### Stated goal
Report, as a bare number, how many lines contain the string "women".

### Data provided

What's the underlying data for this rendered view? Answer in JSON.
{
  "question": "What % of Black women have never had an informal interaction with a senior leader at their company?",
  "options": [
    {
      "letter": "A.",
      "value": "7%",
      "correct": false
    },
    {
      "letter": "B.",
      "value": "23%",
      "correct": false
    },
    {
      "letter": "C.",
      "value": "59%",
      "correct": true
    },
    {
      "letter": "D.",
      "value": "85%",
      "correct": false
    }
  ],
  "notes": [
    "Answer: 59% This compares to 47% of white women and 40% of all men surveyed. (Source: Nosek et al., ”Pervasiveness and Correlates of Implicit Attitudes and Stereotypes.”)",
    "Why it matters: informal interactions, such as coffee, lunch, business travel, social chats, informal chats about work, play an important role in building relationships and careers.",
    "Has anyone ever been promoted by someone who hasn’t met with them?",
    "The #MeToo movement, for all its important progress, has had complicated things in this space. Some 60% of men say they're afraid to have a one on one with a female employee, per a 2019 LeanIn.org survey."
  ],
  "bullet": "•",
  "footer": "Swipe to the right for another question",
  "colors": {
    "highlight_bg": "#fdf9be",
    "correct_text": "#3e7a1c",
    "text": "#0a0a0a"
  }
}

### Task solution
2